What are the lines from the one with "What's the underlying" through the one with "Parse this screenshot: output", inclusive? Output them exactly, and leave out the pictures.

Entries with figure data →
--

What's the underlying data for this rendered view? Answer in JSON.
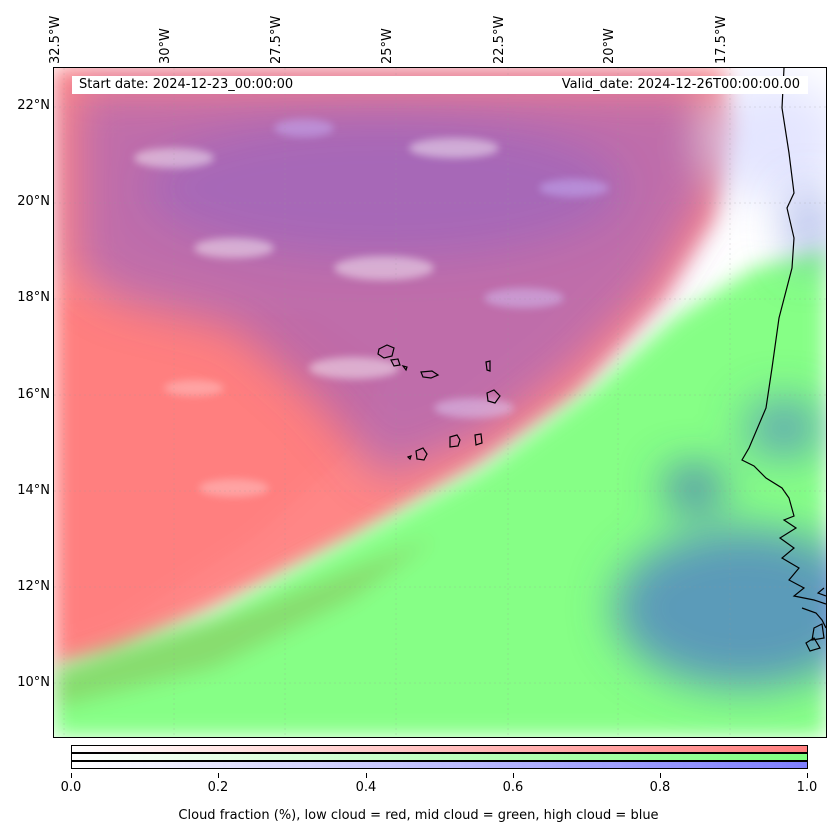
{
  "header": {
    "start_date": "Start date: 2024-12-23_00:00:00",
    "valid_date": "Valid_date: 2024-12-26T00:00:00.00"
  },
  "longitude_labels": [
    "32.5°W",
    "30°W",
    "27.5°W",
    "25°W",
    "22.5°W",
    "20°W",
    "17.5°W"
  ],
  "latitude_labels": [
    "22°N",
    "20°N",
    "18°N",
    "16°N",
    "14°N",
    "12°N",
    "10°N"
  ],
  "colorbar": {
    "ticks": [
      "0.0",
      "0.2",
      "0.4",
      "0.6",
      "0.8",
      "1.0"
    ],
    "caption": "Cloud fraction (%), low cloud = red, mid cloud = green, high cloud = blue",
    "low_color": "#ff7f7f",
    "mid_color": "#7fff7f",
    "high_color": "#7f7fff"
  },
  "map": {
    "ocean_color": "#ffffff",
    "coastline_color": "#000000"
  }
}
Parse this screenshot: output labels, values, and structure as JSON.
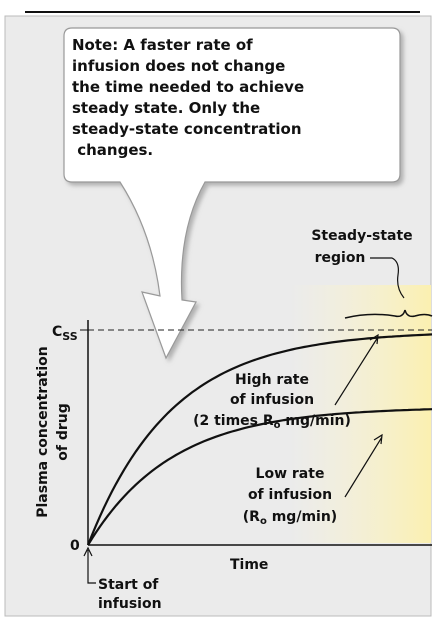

--

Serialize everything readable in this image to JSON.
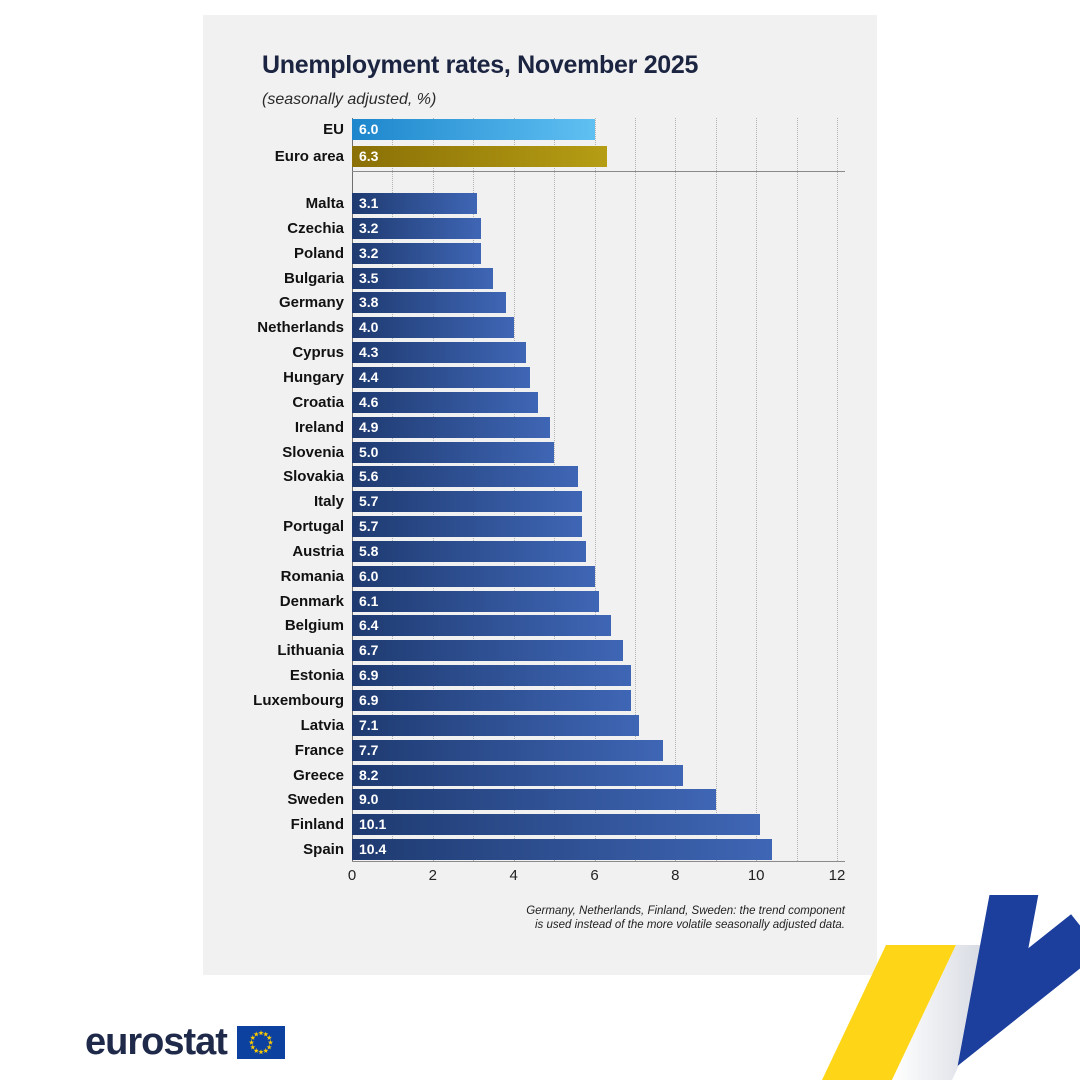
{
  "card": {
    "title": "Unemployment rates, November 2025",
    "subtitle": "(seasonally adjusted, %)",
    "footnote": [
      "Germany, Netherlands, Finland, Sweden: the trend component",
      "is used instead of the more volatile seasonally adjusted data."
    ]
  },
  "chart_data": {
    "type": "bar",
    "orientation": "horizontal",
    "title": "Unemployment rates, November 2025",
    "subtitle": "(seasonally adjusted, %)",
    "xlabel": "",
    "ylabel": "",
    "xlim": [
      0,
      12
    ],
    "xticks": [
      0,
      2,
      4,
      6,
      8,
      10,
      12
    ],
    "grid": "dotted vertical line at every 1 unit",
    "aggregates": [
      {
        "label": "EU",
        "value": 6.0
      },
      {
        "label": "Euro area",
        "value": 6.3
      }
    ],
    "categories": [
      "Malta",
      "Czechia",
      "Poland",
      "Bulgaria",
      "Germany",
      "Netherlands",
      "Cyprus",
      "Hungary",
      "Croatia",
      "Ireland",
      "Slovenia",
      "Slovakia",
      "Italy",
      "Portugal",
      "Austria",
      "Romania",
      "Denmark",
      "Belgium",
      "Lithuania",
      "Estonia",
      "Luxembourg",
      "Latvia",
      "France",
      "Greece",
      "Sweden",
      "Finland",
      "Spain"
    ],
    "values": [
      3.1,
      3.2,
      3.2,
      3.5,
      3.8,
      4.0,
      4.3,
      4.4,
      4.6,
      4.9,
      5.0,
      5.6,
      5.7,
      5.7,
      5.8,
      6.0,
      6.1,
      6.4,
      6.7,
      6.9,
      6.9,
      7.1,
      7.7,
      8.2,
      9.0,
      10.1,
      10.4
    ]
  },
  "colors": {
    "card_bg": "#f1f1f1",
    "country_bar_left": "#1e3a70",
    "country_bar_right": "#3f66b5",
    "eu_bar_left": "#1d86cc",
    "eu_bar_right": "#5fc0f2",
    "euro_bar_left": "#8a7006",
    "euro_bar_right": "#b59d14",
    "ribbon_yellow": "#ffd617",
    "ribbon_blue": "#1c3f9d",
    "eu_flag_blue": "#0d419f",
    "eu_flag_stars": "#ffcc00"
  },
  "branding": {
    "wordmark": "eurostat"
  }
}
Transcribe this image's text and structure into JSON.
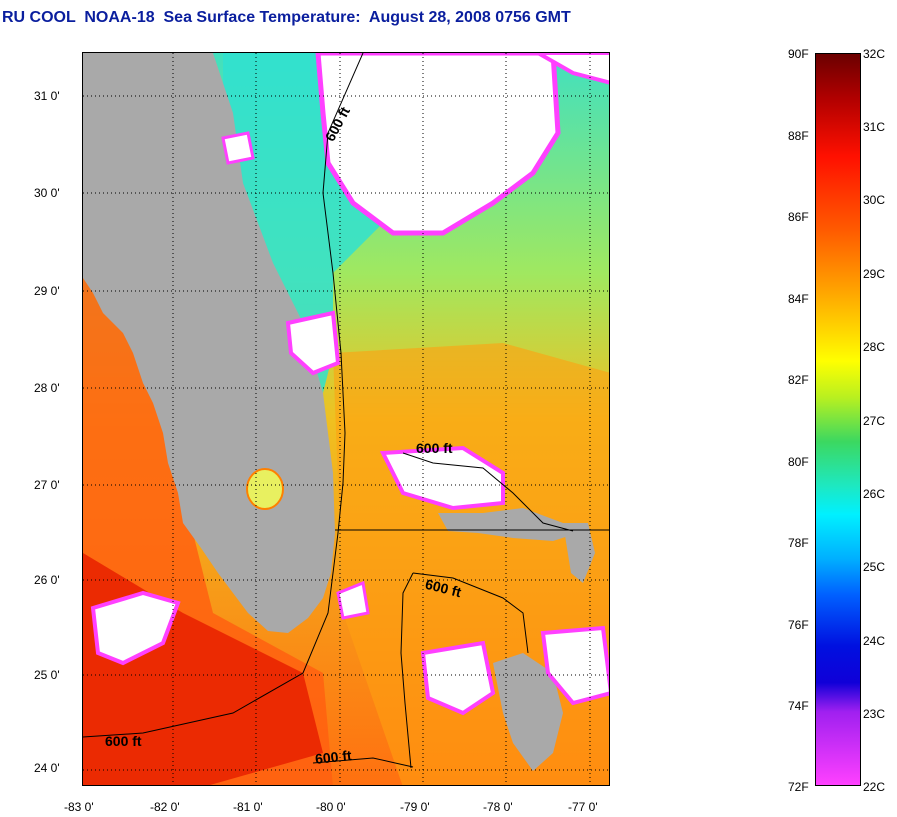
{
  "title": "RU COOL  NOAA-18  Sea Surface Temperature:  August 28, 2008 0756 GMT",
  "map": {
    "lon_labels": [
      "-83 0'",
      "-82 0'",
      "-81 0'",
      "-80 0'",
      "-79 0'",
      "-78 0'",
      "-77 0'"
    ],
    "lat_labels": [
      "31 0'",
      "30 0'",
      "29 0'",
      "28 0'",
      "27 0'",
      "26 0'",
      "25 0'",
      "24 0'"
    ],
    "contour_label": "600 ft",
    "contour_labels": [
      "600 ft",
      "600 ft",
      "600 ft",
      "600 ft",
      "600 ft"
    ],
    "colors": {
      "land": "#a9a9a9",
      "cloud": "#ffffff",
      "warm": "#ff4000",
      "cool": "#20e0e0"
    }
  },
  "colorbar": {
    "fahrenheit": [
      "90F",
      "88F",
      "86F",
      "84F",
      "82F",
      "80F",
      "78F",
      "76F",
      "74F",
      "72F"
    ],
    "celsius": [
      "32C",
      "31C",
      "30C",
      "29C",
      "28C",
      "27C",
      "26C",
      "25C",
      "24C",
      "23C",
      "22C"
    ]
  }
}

--

Problem solution →
What's the underlying data for this rendered view? Answer in JSON.
{
  "header": {
    "start_date": "Start date: 2024-12-23_00:00:00",
    "valid_date": "Valid_date: 2024-12-26T00:00:00.00"
  },
  "longitude_labels": [
    "32.5°W",
    "30°W",
    "27.5°W",
    "25°W",
    "22.5°W",
    "20°W",
    "17.5°W"
  ],
  "latitude_labels": [
    "22°N",
    "20°N",
    "18°N",
    "16°N",
    "14°N",
    "12°N",
    "10°N"
  ],
  "colorbar": {
    "ticks": [
      "0.0",
      "0.2",
      "0.4",
      "0.6",
      "0.8",
      "1.0"
    ],
    "caption": "Cloud fraction (%), low cloud = red, mid cloud = green, high cloud = blue",
    "low_color": "#ff7f7f",
    "mid_color": "#7fff7f",
    "high_color": "#7f7fff"
  },
  "map": {
    "ocean_color": "#ffffff",
    "coastline_color": "#000000"
  }
}
Parse this screenshot: output labels, values, and structure as JSON.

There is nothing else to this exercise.